++++ PROVIDED DATA

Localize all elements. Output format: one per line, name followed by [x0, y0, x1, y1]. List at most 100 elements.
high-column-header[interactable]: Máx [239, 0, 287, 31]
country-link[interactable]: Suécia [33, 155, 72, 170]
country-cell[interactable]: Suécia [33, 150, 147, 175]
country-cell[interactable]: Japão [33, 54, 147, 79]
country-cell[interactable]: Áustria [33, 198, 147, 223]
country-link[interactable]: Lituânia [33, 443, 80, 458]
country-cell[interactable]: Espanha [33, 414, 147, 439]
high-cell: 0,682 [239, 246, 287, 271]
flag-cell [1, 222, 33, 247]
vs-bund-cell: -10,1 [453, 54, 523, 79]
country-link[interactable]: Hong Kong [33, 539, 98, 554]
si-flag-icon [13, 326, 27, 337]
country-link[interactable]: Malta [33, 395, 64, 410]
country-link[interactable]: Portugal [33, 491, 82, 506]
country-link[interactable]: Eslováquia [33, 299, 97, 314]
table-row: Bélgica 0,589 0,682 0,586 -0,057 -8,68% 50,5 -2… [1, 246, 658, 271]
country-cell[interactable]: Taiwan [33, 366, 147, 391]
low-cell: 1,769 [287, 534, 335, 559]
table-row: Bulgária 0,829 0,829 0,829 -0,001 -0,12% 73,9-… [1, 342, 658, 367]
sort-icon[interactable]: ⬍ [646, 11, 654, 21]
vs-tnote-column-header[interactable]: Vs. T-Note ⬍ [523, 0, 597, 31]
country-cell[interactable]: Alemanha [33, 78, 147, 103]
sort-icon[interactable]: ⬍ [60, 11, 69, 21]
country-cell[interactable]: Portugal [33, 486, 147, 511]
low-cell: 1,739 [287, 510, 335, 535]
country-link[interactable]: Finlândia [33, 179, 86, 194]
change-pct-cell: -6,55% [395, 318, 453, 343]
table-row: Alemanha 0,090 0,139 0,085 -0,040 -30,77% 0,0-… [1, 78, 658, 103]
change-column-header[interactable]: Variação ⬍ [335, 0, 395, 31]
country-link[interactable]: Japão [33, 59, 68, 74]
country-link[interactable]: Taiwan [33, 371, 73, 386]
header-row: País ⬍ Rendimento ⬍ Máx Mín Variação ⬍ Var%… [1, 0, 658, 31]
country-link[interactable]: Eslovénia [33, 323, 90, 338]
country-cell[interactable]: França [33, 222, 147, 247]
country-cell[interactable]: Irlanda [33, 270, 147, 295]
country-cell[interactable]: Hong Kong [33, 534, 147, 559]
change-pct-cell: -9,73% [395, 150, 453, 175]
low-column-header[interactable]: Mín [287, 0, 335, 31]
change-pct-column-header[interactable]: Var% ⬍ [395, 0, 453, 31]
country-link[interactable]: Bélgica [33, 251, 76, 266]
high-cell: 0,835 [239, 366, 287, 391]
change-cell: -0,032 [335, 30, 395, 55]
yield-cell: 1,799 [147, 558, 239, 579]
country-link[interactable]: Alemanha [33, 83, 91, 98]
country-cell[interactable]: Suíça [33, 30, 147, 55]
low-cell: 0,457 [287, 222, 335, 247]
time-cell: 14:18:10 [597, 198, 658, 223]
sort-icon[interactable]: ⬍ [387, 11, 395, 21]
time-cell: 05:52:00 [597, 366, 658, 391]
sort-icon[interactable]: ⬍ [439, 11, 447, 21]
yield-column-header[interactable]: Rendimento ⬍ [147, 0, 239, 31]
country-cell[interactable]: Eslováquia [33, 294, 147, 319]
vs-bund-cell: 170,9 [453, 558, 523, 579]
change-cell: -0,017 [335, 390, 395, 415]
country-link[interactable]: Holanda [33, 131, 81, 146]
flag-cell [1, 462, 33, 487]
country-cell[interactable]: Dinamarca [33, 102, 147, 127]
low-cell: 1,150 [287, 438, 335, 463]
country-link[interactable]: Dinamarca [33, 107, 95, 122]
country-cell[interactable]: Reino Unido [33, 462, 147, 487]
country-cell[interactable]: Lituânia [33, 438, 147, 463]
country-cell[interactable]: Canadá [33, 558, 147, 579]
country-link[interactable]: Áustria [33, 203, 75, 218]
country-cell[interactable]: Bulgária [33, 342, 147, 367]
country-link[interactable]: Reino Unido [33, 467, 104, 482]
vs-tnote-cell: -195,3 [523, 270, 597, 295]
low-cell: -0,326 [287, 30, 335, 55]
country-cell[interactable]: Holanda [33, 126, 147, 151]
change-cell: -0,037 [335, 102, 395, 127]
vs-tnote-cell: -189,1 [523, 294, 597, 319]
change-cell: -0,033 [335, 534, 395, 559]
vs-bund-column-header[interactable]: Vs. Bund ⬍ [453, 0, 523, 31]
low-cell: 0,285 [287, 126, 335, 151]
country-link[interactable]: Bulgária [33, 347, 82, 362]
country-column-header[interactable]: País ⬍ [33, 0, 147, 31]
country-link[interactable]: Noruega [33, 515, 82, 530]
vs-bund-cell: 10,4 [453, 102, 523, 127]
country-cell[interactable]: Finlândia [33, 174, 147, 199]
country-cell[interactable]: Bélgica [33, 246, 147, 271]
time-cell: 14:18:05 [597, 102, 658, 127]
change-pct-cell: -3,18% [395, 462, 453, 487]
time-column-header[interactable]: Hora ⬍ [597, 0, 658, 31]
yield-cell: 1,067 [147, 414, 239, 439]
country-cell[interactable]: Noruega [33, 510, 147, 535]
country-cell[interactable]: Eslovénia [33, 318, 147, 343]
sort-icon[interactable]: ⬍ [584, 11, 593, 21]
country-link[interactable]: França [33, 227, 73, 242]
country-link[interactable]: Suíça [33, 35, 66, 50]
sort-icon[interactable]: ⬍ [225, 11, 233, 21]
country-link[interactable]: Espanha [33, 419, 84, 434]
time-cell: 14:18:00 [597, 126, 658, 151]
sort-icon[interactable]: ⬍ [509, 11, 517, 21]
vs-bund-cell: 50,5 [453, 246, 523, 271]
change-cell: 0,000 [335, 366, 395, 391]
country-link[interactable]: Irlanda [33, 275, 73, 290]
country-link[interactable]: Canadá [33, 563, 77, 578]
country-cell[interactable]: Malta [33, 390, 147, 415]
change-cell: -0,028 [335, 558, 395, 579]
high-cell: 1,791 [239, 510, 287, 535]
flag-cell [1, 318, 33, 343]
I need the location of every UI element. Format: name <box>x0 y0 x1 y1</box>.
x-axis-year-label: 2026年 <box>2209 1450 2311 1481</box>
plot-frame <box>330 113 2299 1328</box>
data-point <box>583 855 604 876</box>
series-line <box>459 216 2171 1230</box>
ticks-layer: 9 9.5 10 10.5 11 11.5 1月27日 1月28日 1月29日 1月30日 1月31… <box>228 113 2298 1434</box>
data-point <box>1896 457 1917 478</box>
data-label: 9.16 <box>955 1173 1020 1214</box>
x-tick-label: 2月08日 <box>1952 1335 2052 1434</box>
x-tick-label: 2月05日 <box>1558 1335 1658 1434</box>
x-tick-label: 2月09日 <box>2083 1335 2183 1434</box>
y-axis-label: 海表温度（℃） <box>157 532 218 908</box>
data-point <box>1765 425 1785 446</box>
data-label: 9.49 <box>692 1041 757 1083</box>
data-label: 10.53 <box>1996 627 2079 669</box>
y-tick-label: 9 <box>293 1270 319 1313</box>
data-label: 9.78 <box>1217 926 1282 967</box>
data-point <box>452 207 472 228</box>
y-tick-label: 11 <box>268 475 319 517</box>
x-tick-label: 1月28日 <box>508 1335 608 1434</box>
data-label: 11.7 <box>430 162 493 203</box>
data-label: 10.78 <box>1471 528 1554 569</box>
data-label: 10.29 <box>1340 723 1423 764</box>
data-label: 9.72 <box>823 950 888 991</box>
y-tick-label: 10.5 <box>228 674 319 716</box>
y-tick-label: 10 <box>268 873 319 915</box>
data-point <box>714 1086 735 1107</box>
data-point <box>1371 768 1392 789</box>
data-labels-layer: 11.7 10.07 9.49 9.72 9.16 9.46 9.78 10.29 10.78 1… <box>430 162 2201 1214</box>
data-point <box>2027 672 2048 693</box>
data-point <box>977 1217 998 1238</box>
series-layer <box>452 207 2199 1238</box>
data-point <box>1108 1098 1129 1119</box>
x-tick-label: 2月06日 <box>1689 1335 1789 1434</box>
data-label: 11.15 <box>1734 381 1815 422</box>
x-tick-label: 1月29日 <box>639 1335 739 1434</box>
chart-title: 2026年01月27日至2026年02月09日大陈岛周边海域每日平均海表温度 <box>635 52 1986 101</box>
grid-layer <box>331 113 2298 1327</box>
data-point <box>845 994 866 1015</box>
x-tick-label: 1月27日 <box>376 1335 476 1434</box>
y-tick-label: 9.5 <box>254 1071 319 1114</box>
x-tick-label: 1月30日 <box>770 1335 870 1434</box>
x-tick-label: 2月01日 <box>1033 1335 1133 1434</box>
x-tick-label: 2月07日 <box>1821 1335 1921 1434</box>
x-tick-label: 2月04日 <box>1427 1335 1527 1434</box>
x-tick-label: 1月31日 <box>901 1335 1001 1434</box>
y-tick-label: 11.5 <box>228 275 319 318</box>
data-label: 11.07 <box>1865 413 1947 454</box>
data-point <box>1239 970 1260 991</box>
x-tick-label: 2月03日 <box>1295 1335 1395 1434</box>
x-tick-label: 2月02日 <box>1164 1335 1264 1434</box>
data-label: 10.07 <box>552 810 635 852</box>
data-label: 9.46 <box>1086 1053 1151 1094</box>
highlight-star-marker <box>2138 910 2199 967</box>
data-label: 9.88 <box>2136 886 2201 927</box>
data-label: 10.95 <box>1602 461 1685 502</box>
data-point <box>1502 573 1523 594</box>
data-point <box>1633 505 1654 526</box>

++++++++

Reproduce the records verbatim from the first line up to and including the line containing "country-link[interactable]: Suécia [33, 155, 72, 170]".

▸ **TASK RESULT**
Localize all elements. Output format: one per line, name followed by [x0, y0, x1, y1]. List at most 100 elements.
high-column-header[interactable]: Máx [239, 0, 287, 31]
country-link[interactable]: Suécia [33, 155, 72, 170]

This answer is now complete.